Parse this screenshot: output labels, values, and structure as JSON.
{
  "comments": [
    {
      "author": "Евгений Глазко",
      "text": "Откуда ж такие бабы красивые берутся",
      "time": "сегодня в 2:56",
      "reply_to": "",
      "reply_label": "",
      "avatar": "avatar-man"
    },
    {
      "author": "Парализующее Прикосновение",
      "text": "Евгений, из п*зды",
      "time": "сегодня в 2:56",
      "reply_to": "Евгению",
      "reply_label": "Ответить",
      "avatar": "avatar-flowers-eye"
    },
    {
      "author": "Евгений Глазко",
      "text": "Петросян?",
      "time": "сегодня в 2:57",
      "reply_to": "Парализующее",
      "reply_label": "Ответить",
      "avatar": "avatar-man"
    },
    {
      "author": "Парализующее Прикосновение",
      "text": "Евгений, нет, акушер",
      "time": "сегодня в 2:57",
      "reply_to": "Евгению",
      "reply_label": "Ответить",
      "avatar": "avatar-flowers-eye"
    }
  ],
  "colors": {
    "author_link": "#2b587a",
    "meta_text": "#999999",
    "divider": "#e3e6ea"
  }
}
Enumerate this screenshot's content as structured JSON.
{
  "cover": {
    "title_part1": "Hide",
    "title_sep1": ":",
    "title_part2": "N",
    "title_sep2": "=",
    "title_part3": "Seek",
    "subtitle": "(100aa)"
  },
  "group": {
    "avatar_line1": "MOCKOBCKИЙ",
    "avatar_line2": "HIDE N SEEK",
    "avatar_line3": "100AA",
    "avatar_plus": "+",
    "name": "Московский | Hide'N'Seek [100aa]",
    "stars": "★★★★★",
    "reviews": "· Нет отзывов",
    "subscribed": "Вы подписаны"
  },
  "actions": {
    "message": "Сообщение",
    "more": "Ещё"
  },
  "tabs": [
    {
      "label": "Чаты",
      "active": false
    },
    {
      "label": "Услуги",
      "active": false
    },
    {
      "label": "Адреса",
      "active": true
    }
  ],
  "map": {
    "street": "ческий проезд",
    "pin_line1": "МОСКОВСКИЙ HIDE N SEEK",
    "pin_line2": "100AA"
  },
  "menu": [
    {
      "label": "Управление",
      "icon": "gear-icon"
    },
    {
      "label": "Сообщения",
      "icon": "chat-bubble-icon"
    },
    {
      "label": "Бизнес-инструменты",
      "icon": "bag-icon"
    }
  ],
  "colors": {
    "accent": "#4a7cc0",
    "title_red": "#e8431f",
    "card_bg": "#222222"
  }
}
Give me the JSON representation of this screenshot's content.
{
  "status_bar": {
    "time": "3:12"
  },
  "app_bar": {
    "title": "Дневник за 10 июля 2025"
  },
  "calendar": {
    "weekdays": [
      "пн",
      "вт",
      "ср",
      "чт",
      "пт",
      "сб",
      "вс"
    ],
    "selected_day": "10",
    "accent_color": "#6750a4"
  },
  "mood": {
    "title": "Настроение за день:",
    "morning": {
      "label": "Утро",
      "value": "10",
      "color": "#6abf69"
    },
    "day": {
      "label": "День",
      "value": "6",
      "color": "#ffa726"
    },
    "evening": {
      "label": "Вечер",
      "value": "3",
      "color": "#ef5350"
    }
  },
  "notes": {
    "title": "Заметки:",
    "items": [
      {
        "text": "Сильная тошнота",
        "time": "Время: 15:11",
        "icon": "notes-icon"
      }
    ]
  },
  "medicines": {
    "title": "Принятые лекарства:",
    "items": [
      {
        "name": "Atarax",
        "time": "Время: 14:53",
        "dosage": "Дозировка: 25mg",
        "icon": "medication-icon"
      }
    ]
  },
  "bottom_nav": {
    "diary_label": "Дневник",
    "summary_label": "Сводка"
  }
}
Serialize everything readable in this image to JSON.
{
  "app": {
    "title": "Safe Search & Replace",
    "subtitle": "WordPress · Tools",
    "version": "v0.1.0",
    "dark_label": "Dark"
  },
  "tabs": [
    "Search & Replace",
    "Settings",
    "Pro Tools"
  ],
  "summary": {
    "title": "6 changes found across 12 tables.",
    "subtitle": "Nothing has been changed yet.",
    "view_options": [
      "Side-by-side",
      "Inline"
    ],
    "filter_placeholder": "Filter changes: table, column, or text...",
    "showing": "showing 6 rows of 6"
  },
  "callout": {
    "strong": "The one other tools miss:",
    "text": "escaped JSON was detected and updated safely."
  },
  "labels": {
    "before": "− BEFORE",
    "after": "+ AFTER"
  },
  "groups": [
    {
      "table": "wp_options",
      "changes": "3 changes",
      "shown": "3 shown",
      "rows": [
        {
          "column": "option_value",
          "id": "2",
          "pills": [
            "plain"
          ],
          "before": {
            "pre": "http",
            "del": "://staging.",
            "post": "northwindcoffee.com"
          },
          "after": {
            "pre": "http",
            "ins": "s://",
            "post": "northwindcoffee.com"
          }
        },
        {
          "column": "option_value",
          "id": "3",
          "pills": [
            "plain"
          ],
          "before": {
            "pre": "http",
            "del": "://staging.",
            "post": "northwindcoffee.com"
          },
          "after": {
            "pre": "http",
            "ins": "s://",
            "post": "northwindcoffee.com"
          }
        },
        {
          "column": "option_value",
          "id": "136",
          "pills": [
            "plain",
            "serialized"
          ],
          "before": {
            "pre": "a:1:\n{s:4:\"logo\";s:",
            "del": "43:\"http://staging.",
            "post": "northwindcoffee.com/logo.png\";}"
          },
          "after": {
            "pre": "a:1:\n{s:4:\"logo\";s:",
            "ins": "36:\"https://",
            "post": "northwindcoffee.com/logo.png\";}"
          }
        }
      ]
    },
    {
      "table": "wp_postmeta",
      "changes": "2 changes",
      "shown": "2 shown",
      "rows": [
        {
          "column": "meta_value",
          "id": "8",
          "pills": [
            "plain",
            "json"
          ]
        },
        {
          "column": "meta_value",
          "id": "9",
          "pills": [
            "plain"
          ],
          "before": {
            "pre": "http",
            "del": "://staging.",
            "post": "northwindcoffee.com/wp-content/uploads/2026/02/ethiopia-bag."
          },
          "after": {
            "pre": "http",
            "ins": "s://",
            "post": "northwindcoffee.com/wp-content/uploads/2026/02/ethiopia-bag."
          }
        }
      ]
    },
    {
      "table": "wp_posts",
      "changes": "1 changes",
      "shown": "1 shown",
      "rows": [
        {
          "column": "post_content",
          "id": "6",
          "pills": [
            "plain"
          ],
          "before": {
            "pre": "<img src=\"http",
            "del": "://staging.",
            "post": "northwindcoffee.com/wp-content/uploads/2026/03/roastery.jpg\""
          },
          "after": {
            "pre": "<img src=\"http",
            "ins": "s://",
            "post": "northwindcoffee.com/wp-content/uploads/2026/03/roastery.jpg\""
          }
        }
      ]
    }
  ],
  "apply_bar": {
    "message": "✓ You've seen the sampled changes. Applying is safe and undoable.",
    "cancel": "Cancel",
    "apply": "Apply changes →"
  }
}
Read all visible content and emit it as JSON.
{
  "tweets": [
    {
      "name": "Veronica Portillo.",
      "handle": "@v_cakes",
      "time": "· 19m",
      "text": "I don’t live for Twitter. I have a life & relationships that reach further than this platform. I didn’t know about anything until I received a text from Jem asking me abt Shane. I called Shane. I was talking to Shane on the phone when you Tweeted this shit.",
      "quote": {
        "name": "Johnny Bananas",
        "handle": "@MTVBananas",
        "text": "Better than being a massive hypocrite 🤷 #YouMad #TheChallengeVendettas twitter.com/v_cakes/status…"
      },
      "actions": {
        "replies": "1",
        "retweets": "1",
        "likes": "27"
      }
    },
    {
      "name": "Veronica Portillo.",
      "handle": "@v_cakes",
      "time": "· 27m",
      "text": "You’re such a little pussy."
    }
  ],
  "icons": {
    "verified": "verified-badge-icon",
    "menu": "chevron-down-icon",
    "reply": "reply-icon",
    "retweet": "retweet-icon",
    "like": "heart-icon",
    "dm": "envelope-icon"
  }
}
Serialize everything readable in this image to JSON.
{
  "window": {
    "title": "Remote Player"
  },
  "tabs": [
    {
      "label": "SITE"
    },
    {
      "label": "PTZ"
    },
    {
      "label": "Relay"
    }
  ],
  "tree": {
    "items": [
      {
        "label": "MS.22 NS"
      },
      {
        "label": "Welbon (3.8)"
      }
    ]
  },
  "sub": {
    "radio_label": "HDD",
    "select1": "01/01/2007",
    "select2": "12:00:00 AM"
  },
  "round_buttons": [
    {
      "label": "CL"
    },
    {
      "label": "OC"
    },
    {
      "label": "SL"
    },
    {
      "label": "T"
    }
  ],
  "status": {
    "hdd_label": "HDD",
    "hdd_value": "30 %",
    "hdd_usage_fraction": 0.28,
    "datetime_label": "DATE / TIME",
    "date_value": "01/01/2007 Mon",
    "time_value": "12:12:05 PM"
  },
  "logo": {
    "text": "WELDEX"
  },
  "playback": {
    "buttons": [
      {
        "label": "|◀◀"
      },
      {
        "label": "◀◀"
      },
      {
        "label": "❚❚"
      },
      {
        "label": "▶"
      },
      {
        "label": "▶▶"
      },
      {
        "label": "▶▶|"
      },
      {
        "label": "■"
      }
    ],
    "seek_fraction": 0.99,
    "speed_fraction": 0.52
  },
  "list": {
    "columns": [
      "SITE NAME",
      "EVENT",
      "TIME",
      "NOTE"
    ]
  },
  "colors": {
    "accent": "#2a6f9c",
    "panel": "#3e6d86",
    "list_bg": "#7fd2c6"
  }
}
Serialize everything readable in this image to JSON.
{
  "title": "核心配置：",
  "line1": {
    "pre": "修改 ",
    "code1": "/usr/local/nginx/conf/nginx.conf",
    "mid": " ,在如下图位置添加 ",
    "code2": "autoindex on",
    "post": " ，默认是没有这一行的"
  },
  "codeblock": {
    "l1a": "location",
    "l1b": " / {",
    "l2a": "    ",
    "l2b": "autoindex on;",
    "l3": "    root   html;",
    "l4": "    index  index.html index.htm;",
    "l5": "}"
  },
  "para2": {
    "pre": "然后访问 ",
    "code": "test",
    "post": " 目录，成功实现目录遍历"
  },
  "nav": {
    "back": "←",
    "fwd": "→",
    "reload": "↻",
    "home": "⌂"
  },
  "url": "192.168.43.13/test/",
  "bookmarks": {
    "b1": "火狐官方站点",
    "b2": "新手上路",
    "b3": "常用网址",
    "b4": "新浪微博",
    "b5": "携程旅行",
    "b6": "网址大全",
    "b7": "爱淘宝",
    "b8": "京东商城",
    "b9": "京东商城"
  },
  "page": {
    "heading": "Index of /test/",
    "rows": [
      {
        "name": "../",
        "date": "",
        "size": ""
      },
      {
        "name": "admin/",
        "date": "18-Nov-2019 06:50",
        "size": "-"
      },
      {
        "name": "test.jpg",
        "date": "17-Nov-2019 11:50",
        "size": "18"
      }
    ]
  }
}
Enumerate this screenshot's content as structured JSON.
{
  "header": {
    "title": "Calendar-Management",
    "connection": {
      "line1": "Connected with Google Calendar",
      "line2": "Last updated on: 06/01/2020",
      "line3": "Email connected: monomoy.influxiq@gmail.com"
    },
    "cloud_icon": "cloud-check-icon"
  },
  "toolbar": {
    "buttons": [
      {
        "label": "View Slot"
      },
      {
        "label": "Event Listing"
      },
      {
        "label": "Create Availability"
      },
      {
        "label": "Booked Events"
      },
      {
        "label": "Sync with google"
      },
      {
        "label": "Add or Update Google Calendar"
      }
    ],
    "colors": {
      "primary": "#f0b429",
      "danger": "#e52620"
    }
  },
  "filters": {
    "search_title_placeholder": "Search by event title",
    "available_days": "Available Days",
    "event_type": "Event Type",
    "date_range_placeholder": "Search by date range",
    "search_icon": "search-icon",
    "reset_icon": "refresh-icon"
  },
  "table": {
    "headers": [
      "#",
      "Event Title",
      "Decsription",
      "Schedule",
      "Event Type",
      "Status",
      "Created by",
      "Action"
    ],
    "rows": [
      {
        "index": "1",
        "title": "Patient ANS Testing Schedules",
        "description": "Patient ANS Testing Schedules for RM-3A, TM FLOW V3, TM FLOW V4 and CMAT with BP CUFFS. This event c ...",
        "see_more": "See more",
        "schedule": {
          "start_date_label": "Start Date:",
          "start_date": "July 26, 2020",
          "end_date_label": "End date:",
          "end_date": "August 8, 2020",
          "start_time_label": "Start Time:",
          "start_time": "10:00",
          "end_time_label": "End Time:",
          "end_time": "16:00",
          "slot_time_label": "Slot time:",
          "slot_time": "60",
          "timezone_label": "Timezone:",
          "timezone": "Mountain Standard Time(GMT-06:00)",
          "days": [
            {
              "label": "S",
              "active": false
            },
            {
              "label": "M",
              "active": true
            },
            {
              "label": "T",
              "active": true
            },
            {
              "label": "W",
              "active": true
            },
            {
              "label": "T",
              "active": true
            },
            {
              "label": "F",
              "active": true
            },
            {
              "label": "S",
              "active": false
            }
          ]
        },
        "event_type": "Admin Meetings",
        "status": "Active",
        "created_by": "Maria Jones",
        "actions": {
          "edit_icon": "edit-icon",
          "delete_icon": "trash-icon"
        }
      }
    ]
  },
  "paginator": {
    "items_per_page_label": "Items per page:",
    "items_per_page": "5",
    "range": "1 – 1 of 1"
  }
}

• • • • •

▸ Problem details
Supply the count of lines in the entries that contain the word "shown", and nothing besides.

▸ Answer for this exercise
3